▸ What is expected:
Retype each entry below, keeping every character the same.

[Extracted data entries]
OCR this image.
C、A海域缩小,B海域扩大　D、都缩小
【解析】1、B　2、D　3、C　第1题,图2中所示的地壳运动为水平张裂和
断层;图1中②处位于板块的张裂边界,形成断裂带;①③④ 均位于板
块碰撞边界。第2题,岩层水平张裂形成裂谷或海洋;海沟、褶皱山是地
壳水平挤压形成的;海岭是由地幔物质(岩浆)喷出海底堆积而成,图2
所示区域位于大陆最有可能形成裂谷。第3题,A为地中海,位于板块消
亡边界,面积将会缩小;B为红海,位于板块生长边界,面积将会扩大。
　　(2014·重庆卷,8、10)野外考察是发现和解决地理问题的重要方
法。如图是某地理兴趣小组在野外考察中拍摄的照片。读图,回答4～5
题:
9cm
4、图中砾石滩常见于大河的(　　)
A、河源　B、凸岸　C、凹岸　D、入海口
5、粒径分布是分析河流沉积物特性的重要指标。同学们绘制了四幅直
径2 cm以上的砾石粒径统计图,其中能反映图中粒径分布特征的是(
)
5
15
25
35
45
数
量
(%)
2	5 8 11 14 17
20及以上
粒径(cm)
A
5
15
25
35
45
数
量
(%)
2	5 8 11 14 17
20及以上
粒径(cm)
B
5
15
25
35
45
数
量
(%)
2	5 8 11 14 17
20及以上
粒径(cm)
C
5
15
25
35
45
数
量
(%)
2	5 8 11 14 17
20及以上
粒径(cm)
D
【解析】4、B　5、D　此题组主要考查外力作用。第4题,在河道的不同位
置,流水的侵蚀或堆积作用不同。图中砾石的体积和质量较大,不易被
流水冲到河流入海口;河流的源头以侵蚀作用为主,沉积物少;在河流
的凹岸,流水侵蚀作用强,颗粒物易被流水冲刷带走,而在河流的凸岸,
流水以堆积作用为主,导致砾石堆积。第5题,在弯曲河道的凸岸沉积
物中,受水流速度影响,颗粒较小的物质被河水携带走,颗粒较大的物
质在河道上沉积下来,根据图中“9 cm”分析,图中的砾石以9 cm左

▸ Final result:
OCR this image.
C、A海域缩小,B海域扩大　D、都缩小
【解析】1、B　2、D　3、C　第1题,图2中所示的地壳运动为水平张裂和
断层;图1中②处位于板块的张裂边界,形成断裂带;①③④ 均位于板
块碰撞边界。第2题,岩层水平张裂形成裂谷或海洋;海沟、褶皱山是地
壳水平挤压形成的;海岭是由地幔物质(岩浆)喷出海底堆积而成,图2
所示区域位于大陆最有可能形成裂谷。第3题,A为地中海,位于板块消
亡边界,面积将会缩小;B为红海,位于板块生长边界,面积将会扩大。
　　(2014·重庆卷,8、10)野外考察是发现和解决地理问题的重要方
法。如图是某地理兴趣小组在野外考察中拍摄的照片。读图,回答4～5
题:
9cm
4、图中砾石滩常见于大河的(　　)
A、河源　B、凸岸　C、凹岸　D、入海口
5、粒径分布是分析河流沉积物特性的重要指标。同学们绘制了四幅直
径2 cm以上的砾石粒径统计图,其中能反映图中粒径分布特征的是(
)
5
15
25
35
45
数
量
(%)
2	5 8 11 14 17
20及以上
粒径(cm)
A
5
15
25
35
45
数
量
(%)
2	5 8 11 14 17
20及以上
粒径(cm)
B
5
15
25
35
45
数
量
(%)
2	5 8 11 14 17
20及以上
粒径(cm)
C
5
15
25
35
45
数
量
(%)
2	5 8 11 14 17
20及以上
粒径(cm)
D
【解析】4、B　5、D　此题组主要考查外力作用。第4题,在河道的不同位
置,流水的侵蚀或堆积作用不同。图中砾石的体积和质量较大,不易被
流水冲到河流入海口;河流的源头以侵蚀作用为主,沉积物少;在河流
的凹岸,流水侵蚀作用强,颗粒物易被流水冲刷带走,而在河流的凸岸,
流水以堆积作用为主,导致砾石堆积。第5题,在弯曲河道的凸岸沉积
物中,受水流速度影响,颗粒较小的物质被河水携带走,颗粒较大的物
质在河道上沉积下来,根据图中“9 cm”分析,图中的砾石以9 cm左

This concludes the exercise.